▸ **Goal of the exercise**: Copy out each line in the material below that has the word "dressing".

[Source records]
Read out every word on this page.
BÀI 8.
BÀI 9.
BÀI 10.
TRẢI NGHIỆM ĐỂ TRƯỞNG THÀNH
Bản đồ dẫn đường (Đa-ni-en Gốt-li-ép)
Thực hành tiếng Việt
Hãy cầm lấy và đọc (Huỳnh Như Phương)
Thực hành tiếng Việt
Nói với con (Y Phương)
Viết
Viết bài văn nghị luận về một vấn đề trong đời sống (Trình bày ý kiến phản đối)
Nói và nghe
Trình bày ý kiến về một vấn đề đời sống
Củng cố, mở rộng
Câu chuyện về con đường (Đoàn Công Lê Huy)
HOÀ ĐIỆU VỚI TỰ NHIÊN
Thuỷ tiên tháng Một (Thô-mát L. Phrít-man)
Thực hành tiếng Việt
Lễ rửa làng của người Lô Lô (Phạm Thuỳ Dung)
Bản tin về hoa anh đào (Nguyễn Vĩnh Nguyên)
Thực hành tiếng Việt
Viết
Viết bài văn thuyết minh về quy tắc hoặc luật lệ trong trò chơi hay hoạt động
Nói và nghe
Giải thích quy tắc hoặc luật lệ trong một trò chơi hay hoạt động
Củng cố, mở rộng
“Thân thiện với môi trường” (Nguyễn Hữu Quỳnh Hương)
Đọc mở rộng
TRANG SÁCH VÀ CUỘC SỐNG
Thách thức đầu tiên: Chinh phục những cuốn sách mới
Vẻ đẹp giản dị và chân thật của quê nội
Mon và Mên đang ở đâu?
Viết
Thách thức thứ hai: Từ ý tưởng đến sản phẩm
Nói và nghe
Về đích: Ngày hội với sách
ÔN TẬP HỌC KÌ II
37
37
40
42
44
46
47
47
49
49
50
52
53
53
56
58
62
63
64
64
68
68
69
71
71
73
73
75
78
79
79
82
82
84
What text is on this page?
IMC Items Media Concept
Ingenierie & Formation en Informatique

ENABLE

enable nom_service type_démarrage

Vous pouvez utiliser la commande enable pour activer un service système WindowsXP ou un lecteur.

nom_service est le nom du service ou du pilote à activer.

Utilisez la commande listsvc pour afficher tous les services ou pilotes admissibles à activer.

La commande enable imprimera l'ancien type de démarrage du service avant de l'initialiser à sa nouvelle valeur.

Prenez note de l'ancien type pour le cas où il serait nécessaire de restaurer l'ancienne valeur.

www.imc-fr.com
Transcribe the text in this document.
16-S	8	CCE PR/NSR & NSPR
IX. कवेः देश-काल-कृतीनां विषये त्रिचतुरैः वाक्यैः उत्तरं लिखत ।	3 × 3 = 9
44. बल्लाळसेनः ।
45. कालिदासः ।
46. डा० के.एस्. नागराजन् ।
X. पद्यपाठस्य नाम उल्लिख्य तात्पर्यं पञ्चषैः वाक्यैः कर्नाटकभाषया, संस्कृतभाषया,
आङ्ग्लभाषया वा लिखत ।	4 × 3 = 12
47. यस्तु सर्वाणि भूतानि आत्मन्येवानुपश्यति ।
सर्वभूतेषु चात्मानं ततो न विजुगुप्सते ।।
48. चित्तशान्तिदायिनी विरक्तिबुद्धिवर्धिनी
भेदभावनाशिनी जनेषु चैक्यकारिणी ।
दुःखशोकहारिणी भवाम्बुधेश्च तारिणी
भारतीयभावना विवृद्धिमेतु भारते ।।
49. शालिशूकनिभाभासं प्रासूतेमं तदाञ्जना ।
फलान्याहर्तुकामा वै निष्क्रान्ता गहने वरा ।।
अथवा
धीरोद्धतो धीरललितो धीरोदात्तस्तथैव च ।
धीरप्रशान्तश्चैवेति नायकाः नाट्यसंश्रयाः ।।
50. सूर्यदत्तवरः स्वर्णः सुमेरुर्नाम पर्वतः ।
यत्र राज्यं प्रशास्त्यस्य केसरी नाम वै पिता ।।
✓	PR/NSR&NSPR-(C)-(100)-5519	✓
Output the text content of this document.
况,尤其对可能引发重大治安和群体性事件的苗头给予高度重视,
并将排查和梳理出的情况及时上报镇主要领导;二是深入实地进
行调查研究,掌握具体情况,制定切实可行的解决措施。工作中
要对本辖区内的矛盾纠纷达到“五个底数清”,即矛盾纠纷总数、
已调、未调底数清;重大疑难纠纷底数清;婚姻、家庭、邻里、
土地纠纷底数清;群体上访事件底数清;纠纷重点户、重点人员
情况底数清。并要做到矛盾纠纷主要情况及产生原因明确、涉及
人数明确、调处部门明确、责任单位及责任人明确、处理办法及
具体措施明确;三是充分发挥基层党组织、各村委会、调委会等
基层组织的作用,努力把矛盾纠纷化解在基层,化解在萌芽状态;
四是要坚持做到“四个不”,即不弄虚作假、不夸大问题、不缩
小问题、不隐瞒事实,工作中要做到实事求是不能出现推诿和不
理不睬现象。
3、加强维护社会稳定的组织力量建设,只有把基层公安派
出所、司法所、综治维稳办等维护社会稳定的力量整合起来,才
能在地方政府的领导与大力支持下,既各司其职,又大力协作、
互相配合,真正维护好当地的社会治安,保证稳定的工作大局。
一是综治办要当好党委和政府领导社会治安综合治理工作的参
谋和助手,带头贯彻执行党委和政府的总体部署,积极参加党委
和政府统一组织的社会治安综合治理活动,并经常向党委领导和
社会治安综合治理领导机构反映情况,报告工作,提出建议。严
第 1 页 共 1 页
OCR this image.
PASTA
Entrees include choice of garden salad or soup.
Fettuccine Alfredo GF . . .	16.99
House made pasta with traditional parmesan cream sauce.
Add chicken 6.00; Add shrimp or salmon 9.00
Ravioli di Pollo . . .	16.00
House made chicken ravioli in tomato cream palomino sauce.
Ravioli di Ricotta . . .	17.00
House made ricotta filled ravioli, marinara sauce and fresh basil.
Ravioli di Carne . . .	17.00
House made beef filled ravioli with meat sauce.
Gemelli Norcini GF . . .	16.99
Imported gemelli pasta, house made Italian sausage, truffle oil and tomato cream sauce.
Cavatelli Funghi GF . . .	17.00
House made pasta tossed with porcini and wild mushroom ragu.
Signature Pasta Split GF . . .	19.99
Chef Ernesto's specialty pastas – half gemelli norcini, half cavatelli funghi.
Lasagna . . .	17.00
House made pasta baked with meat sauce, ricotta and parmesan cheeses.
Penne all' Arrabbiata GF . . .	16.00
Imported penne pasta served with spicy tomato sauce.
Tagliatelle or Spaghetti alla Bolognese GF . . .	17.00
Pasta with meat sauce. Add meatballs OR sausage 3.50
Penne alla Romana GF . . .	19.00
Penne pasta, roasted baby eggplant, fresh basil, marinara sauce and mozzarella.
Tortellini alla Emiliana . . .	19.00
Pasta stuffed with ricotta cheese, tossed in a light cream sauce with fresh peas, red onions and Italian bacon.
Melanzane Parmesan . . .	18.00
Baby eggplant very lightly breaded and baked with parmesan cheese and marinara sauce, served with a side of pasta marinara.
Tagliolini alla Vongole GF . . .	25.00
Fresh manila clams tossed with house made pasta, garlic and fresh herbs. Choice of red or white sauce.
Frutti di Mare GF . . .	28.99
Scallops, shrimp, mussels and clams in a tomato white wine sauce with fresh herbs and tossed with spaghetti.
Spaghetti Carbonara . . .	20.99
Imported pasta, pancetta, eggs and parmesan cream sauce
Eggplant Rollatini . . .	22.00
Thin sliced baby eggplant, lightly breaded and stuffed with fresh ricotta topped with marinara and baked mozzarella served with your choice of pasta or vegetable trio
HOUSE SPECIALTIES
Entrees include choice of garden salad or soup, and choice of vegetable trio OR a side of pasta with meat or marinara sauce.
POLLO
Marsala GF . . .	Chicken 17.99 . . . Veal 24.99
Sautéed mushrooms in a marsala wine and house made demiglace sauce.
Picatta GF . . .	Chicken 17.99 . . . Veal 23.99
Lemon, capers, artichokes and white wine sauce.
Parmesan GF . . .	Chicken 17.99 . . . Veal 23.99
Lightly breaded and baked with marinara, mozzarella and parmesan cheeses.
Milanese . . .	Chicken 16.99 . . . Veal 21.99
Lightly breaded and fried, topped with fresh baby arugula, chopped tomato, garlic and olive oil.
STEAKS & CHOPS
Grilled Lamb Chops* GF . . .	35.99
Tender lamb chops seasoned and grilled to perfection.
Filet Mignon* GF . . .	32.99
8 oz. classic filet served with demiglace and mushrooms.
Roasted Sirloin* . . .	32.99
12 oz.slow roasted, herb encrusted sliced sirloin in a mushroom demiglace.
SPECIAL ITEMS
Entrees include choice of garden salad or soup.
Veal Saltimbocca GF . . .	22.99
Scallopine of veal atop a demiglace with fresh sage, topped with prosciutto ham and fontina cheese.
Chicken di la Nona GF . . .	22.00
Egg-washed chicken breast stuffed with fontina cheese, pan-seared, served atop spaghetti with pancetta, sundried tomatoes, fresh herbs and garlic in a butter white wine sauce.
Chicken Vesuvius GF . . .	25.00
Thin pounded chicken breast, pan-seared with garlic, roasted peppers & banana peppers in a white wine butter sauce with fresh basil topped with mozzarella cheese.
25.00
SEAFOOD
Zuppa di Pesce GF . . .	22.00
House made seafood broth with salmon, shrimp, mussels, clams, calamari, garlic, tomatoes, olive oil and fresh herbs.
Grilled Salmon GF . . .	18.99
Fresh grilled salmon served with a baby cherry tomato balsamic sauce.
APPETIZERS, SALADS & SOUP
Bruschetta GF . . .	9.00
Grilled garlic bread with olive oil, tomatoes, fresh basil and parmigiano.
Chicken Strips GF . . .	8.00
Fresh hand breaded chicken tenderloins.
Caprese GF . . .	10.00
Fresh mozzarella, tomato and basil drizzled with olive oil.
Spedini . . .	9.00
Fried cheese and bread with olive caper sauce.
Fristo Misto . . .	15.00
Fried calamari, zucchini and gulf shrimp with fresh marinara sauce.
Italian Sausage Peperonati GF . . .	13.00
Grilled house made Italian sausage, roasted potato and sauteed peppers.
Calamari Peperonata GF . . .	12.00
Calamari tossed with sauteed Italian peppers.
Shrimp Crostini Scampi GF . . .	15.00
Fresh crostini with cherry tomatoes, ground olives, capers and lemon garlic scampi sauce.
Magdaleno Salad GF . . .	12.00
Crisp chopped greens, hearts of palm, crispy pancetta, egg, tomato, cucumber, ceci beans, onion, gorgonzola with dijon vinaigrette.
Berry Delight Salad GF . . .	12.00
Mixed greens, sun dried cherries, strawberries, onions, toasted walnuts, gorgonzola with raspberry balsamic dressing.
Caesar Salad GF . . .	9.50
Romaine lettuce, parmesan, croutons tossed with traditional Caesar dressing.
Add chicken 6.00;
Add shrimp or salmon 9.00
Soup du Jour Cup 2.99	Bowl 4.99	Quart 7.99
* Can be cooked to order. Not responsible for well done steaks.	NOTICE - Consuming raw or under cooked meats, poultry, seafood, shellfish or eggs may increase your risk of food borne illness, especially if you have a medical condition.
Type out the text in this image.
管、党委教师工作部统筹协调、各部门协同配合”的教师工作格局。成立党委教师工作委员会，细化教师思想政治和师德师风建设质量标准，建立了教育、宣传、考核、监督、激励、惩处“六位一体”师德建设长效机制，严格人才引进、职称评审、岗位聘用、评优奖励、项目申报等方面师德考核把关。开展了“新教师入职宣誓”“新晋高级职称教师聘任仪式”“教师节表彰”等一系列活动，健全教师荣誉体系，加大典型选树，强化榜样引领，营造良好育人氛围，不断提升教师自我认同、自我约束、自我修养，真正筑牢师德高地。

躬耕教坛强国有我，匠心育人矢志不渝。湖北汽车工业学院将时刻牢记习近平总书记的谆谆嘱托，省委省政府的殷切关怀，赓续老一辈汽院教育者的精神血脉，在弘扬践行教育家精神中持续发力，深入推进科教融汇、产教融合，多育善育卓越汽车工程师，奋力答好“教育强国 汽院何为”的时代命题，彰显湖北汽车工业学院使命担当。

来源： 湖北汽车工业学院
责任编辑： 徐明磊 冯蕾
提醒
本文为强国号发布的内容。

▸ **Response to the exercise**:
Mixed greens, sun dried cherries, strawberries, onions, toasted walnuts, gorgonzola with raspberry balsamic dressing.
Romaine lettuce, parmesan, croutons tossed with traditional Caesar dressing.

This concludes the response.